__Problem to solve__
Copy every line of the data that includes the string "second".

[Exercise materials start]

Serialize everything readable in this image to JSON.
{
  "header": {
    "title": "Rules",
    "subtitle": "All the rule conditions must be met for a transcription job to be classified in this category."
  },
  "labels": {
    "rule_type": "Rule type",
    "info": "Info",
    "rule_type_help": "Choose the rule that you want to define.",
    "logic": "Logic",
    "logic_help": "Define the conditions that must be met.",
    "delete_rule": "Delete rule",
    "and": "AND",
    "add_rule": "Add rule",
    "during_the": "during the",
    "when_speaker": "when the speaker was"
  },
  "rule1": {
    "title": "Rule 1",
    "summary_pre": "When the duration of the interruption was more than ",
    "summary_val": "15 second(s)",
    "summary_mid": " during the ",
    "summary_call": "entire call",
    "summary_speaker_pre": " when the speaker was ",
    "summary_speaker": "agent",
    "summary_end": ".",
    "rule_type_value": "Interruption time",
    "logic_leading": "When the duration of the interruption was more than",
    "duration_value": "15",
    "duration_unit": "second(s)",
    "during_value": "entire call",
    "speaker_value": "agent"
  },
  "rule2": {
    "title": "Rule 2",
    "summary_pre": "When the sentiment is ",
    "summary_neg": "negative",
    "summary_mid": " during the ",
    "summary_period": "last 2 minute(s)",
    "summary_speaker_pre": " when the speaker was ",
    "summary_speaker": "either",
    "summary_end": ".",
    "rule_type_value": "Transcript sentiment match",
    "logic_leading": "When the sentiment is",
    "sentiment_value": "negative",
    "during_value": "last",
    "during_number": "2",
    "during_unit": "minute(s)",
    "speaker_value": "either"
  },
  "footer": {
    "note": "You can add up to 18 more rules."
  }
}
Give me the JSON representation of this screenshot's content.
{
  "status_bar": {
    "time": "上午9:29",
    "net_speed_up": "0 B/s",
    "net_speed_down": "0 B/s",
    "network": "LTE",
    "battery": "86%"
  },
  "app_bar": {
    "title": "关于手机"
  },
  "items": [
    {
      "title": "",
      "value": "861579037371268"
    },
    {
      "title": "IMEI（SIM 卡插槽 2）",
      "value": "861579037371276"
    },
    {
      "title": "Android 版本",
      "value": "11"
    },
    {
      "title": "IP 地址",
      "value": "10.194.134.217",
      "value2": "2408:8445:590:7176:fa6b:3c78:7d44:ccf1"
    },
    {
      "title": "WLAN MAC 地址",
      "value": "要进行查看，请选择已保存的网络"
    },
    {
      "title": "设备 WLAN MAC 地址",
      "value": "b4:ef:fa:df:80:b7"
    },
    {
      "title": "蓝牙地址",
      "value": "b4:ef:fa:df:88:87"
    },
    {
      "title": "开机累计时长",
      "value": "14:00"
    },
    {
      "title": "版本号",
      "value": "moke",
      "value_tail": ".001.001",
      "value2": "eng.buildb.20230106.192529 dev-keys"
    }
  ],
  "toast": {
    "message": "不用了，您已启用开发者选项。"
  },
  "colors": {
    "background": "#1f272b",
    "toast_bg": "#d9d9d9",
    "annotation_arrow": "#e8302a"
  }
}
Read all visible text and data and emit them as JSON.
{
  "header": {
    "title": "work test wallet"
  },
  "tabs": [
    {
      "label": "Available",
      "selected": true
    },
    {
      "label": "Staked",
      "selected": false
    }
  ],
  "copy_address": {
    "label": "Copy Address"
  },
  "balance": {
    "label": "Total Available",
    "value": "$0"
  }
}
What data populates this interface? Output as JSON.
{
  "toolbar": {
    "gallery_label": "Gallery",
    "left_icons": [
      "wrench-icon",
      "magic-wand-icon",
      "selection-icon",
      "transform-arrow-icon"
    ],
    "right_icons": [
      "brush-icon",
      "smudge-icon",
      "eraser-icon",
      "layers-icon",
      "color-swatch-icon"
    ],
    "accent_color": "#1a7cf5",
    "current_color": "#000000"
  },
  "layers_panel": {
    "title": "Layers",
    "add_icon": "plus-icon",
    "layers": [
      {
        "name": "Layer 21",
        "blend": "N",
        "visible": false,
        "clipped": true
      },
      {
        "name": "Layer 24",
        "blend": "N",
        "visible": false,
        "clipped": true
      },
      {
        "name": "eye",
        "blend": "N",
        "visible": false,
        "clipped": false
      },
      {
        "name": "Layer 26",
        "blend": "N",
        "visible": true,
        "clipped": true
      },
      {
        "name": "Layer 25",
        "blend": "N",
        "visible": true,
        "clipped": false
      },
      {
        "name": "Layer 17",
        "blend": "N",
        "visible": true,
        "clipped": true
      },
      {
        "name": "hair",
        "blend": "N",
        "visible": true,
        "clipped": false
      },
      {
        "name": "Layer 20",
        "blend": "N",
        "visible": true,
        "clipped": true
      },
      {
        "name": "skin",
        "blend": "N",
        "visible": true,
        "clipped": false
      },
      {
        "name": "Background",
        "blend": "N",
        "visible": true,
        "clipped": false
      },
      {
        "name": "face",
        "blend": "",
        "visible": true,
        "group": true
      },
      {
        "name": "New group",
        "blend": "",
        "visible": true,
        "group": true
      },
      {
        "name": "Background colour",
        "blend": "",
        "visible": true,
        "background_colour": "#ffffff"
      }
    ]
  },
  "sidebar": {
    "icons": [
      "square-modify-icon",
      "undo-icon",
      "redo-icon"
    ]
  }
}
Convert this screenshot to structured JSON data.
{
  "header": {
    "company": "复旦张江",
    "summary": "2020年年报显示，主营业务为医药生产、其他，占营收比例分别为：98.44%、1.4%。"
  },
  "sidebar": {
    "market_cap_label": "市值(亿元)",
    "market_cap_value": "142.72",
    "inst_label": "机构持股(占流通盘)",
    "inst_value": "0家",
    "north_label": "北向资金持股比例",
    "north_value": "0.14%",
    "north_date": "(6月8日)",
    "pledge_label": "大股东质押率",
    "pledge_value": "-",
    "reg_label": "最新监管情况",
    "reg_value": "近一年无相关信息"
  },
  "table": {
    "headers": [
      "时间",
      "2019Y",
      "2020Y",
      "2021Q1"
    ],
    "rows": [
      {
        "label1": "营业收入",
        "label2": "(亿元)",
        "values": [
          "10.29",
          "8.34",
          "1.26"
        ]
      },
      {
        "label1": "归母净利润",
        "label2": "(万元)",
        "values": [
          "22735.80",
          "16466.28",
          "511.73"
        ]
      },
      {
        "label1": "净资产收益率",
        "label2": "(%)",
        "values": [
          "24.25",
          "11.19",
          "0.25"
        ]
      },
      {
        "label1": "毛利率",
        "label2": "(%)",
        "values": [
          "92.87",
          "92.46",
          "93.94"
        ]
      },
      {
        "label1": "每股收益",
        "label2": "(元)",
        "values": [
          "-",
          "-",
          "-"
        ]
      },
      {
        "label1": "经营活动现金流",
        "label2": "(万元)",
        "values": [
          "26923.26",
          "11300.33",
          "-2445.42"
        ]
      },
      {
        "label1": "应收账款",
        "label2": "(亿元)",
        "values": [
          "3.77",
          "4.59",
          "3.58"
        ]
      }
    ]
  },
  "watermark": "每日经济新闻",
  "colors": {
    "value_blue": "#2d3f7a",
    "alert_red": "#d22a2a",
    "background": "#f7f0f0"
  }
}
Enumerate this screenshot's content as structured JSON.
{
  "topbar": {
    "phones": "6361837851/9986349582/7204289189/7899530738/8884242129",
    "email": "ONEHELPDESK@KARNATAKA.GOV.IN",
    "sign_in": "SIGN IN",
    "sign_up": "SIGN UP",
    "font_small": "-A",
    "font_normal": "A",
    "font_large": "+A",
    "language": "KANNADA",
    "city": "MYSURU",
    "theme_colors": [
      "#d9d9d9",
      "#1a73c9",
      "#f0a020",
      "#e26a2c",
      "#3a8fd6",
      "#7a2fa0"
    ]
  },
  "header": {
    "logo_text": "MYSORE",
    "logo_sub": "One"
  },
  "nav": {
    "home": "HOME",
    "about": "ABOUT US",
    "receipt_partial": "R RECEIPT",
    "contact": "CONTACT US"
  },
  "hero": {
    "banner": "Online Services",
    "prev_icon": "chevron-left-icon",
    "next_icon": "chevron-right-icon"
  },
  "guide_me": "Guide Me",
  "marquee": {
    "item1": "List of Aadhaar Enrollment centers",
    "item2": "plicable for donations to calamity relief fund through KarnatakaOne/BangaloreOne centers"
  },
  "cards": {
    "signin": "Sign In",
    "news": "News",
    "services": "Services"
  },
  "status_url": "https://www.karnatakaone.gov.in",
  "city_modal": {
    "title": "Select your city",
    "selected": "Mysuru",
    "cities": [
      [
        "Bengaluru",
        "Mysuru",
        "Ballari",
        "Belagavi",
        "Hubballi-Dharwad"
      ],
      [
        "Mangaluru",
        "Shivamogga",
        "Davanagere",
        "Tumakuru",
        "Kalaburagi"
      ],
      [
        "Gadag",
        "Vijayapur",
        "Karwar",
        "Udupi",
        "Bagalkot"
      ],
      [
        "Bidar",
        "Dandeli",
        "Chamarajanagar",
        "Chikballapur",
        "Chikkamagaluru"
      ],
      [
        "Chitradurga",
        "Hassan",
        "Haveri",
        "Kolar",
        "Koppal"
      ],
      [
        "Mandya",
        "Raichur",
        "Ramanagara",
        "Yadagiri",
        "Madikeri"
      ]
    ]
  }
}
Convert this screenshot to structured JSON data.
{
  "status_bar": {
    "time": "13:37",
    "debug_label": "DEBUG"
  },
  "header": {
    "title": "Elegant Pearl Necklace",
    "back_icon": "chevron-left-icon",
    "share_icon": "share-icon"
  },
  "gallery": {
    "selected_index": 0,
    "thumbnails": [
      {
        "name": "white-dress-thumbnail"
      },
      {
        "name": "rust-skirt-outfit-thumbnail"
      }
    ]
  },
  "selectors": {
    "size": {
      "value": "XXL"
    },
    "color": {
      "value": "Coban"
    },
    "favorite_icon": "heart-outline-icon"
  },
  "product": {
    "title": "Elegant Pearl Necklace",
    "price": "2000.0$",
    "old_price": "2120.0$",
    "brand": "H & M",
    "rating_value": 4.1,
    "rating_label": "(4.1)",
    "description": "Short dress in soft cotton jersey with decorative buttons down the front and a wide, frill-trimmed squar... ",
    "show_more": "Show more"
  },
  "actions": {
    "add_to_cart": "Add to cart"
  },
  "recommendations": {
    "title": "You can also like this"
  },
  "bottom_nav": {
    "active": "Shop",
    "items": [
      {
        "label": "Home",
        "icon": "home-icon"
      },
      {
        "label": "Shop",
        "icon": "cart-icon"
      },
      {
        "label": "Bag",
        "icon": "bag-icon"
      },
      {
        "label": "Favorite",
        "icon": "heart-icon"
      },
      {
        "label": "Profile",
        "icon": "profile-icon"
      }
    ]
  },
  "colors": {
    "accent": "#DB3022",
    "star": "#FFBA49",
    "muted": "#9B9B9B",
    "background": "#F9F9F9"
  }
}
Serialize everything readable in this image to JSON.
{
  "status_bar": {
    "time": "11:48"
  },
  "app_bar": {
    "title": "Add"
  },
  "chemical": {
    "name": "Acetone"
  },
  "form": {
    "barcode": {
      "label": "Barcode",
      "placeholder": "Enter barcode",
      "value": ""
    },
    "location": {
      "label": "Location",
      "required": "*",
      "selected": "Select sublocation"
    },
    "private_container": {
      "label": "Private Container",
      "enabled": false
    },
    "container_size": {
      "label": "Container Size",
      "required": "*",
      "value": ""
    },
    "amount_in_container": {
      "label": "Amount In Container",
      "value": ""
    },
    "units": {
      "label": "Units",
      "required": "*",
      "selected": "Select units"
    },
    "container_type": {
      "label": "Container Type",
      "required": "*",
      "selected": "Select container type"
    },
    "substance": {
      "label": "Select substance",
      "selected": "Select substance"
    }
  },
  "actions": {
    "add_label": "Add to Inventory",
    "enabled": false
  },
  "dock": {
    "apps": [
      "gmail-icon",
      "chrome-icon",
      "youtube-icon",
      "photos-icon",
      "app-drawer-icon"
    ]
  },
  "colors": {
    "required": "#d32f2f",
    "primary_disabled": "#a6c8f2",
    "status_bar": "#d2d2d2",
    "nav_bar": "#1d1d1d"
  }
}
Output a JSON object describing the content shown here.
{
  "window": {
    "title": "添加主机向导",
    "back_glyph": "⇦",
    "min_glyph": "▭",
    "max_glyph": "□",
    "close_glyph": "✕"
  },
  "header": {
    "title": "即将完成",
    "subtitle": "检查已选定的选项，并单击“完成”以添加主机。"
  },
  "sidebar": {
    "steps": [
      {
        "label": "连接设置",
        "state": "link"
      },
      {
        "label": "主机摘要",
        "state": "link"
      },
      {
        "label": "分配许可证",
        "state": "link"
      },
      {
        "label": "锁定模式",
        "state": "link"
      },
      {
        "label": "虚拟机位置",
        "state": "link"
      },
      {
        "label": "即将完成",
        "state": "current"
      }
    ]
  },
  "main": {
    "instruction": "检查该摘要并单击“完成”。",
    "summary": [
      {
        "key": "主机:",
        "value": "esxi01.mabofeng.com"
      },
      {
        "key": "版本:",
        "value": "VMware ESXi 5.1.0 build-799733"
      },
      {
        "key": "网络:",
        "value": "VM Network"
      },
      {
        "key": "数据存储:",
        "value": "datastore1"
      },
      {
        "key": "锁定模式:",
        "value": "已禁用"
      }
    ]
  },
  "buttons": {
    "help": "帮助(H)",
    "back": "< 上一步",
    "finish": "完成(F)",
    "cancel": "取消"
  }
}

[Exercise materials end]

__Solution to this exercise__
    "summary_val": "15 second(s)",
    "duration_unit": "second(s)",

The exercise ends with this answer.